<<<<

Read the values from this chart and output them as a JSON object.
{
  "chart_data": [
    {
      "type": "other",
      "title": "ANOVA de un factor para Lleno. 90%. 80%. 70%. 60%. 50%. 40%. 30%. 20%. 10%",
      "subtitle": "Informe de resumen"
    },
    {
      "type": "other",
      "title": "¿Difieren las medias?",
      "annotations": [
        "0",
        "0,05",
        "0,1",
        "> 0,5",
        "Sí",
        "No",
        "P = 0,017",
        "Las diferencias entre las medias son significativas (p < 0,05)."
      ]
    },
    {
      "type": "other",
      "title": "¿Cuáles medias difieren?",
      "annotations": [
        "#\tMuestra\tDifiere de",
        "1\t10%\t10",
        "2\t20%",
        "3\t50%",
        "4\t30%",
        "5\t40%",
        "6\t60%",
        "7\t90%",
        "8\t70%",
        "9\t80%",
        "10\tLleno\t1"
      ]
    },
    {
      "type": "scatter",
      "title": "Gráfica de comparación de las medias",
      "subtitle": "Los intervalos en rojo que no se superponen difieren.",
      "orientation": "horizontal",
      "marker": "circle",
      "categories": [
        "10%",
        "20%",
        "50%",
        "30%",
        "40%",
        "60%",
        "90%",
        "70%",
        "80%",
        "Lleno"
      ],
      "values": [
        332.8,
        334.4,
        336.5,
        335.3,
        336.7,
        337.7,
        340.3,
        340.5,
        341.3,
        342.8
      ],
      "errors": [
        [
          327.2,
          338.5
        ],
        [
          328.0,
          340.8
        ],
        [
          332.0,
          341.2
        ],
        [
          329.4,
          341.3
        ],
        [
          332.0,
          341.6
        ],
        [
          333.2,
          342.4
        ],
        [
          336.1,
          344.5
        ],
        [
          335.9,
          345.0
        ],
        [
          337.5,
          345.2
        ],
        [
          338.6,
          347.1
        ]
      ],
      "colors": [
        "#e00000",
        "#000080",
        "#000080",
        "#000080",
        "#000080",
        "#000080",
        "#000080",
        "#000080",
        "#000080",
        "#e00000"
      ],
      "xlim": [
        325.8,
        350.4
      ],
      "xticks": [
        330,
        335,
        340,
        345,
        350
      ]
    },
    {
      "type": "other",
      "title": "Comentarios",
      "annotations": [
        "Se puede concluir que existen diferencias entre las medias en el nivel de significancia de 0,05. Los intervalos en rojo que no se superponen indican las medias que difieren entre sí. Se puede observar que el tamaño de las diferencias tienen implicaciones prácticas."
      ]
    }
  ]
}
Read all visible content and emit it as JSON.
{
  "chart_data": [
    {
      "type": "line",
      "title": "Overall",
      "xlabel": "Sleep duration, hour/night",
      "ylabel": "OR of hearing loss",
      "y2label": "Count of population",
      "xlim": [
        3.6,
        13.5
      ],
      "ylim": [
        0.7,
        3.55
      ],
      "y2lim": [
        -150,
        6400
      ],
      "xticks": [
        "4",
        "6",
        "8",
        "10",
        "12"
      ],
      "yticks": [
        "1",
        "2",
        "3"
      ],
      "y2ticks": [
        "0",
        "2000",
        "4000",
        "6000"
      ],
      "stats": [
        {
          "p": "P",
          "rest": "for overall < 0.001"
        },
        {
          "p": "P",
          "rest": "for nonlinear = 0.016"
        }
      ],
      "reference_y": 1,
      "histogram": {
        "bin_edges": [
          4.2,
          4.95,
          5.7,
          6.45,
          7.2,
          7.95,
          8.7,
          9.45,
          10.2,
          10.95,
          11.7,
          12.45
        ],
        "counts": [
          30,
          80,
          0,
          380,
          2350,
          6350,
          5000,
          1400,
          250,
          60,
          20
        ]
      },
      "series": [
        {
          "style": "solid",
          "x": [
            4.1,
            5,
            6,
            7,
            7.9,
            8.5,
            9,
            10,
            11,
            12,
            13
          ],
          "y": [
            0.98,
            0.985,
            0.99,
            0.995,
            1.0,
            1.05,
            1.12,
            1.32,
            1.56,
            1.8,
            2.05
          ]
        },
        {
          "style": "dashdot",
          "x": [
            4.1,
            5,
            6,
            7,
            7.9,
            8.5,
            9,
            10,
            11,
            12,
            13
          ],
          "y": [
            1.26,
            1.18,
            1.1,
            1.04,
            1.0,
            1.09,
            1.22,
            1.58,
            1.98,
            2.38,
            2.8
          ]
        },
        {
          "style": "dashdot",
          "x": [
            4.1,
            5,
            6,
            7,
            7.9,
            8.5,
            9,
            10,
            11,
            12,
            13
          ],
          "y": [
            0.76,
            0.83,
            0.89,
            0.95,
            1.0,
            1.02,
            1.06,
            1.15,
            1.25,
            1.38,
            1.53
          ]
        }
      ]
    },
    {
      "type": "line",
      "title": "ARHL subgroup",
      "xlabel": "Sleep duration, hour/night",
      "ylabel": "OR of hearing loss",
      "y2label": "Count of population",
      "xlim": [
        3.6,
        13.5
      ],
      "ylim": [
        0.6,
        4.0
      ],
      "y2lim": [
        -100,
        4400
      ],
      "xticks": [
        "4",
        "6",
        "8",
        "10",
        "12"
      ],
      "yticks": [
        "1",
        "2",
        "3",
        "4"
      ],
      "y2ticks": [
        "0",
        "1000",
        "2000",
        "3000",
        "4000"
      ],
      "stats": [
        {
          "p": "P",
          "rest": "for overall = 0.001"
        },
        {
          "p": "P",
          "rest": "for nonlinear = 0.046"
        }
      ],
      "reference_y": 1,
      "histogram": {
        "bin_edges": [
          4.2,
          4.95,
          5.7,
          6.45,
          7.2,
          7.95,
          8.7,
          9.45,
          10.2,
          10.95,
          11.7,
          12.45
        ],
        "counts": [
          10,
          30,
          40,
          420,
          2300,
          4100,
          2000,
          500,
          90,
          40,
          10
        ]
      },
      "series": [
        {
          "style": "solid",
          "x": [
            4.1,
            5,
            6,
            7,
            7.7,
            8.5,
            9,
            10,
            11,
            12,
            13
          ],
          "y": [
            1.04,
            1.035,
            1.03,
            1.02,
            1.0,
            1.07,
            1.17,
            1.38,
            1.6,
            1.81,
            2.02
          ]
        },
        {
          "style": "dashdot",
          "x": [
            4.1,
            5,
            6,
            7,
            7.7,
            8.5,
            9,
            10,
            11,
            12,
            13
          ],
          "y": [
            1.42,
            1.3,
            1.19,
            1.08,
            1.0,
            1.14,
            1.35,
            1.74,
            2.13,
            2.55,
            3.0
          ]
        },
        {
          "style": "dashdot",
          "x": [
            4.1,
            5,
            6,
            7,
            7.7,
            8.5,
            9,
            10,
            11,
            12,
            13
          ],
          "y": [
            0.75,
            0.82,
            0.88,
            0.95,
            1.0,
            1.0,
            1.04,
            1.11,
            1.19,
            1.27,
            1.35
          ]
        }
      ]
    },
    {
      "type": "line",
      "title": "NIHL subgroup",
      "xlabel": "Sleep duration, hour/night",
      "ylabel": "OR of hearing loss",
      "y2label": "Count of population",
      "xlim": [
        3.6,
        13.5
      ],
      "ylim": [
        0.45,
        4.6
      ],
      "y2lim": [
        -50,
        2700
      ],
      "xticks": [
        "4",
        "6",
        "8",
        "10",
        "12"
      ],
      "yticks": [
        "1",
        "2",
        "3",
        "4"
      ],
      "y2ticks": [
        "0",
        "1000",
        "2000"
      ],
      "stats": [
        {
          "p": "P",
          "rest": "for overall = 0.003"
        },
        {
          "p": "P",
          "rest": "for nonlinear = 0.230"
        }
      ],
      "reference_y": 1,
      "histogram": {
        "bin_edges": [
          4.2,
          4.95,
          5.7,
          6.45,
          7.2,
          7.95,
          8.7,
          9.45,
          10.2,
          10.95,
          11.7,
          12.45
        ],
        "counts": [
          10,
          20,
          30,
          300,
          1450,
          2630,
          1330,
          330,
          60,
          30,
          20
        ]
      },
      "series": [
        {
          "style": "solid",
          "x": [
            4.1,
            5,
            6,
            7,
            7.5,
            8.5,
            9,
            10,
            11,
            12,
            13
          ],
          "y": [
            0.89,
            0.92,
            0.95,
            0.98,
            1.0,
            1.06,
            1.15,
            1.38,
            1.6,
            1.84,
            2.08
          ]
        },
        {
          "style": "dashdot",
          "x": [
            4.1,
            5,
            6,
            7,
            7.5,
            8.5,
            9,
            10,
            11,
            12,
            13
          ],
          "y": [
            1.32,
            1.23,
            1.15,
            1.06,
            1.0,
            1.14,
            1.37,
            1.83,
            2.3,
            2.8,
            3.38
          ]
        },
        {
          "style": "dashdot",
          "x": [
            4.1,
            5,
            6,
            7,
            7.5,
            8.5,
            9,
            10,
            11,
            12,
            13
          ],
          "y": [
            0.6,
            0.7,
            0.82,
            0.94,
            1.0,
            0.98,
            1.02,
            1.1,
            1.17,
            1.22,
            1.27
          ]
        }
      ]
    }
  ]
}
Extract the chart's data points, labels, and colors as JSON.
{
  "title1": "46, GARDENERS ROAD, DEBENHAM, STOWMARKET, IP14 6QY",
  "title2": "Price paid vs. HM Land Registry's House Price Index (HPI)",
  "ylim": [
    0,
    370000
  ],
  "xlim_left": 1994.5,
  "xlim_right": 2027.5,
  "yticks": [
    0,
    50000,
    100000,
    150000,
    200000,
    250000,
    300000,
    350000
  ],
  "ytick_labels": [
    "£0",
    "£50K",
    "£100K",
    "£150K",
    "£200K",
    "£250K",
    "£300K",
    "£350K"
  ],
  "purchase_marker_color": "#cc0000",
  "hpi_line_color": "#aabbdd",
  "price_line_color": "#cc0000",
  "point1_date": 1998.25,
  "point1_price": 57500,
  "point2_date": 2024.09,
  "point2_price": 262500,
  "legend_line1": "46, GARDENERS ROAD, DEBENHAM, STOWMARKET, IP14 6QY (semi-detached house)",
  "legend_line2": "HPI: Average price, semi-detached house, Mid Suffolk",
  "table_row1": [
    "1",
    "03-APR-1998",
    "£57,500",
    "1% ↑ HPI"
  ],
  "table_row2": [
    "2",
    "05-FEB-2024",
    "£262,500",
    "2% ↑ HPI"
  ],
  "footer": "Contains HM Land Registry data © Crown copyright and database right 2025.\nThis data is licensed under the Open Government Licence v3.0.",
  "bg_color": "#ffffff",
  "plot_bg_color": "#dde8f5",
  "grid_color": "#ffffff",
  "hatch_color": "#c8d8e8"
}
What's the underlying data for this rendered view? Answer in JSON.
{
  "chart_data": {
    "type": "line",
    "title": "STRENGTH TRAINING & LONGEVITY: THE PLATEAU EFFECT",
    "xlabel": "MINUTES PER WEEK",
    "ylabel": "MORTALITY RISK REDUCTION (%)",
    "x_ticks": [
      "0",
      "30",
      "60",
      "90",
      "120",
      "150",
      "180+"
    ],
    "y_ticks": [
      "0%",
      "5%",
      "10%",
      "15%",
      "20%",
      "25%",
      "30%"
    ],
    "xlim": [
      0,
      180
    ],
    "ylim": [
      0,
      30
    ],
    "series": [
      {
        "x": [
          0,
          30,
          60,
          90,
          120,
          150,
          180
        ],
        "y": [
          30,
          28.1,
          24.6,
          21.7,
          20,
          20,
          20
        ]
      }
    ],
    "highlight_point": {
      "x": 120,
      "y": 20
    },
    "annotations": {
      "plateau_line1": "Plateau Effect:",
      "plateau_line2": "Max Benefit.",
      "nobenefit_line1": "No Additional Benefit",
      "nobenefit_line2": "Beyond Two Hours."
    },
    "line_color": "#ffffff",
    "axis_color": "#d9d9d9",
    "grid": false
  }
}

>>>>

(Exercise requirements): Repeat, without changes, every line from the one that contains "What's the underlying" through the final line of the data.

(The reply):
What's the underlying data for this rendered view? Answer in JSON.
{
  "chart_data": {
    "type": "line",
    "title": "STRENGTH TRAINING & LONGEVITY: THE PLATEAU EFFECT",
    "xlabel": "MINUTES PER WEEK",
    "ylabel": "MORTALITY RISK REDUCTION (%)",
    "x_ticks": [
      "0",
      "30",
      "60",
      "90",
      "120",
      "150",
      "180+"
    ],
    "y_ticks": [
      "0%",
      "5%",
      "10%",
      "15%",
      "20%",
      "25%",
      "30%"
    ],
    "xlim": [
      0,
      180
    ],
    "ylim": [
      0,
      30
    ],
    "series": [
      {
        "x": [
          0,
          30,
          60,
          90,
          120,
          150,
          180
        ],
        "y": [
          30,
          28.1,
          24.6,
          21.7,
          20,
          20,
          20
        ]
      }
    ],
    "highlight_point": {
      "x": 120,
      "y": 20
    },
    "annotations": {
      "plateau_line1": "Plateau Effect:",
      "plateau_line2": "Max Benefit.",
      "nobenefit_line1": "No Additional Benefit",
      "nobenefit_line2": "Beyond Two Hours."
    },
    "line_color": "#ffffff",
    "axis_color": "#d9d9d9",
    "grid": false
  }
}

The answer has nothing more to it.